◆ Excerpted passage ◆
——————————

I want all the threads for meeeee
Recently there was a discussion about using lots of threads on a server workload and the costs/consequences of this practice.
I have to start with “your mileage may vary”, which is really the only answer anyone can give that’s guaranteed to be correct. But putting aside that the situation is very complicated, there’s maybe some general advice that’s helpful.
I usually begin these discussions with this mostly correct statement: “If you decide you’re going to use a zillion threads, where a zillion means greater than the number of cores you have, then basically you’re choosing to give up doing your own orchestration and instead you’re going to let the scheduler do the job and hope for the best.”
That might work out for you. It’s unlikely to be optimal, but maybe it’s good enough. You should measure.
But when it comes to controlling thread count, sometimes we get pushback like “that stuff doesn’t matter anymore because x64 and tons of memory”.
Well, it’s true that you have more room for threads than the old days, but, alas, threads are still not free and their costs do matter. So now we get to the point of this article: what are some of the consequences of having a lot of threads, like say 1000, or even 10,000.
Scheduling
While I haven’t researched every single scheduler out there, I can be pretty confident saying that there are no schedulers where creating more threads results in less overhead. And to even bother considering this we presume, of course, that most of the threads are “blocked.” If most of the threads are “ready” then things are really going to be ugly because they will be running in slow motion pre-empting each other constantly. Not a good place.
Now if most of the threads are “idle” then you have to ask, “Why do they even exist?” Here “idle” means waiting for work to arrive. If they’re “blocked”, i.e., they have work to do but presently are waiting on some synchronous operation, then at least they are holding a spot in line. In an expensive way mind you, but yes, holding a spot.

——————————

◆ Data section ◆
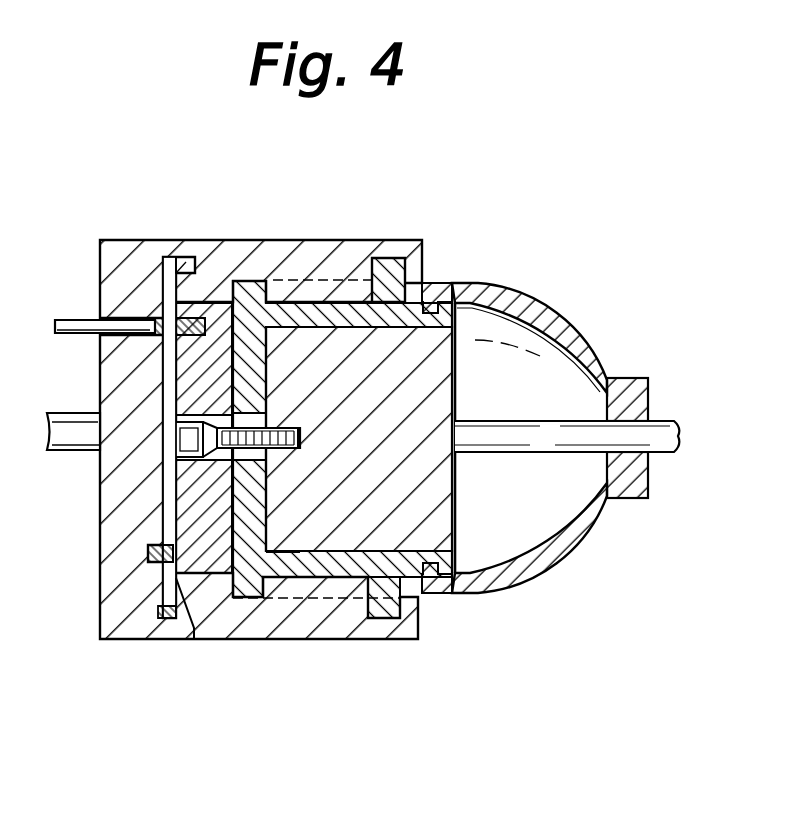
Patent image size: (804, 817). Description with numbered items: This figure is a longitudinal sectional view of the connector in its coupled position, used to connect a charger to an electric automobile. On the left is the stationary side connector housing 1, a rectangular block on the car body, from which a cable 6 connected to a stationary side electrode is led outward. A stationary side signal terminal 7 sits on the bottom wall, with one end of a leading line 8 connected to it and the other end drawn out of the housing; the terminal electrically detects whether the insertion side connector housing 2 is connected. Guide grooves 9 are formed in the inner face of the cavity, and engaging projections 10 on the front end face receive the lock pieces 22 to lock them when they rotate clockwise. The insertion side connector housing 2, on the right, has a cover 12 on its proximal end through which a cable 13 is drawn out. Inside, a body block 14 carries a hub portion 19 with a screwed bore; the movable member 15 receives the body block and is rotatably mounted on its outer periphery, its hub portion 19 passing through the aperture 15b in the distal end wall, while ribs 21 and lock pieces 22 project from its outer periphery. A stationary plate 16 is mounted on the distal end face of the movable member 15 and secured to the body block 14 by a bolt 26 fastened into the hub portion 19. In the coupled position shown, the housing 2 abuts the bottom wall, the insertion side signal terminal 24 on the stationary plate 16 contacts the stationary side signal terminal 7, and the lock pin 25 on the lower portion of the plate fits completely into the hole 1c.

——————————

◆ Task set ◆
a) In the thread-count article, transcribe everything from "I have to start" down to "You should measure.".
b) Answer these questions using the thread-count article:
(i) In the author's opening statement, what does "a zillion" threads mean?
(ii) What thread counts does the author give as examples of "a lot of threads"?
(iii) In the scheduling section, what does "idle" mean?
c) According to the thread-count article, why are things "really going to be ugly" if most threads are "ready"?

◆ Task responses ◆
a)
I have to start with “your mileage may vary”, which is really the only answer anyone can give that’s guaranteed to be correct. But putting aside that the situation is very complicated, there’s maybe some general advice that’s helpful.
I usually begin these discussions with this mostly correct statement: “If you decide you’re going to use a zillion threads, where a zillion means greater than the number of cores you have, then basically you’re choosing to give up doing your own orchestration and instead you’re going to let the scheduler do the job and hope for the best.”
That might work out for you. It’s unlikely to be optimal, but maybe it’s good enough. You should measure.

b)
(i) A number of threads greater than the number of cores you have.
(ii) 1000, or even 10,000.
(iii) Waiting for work to arrive.

c) If most threads are ready, they will run in slow motion and constantly pre-empt each other.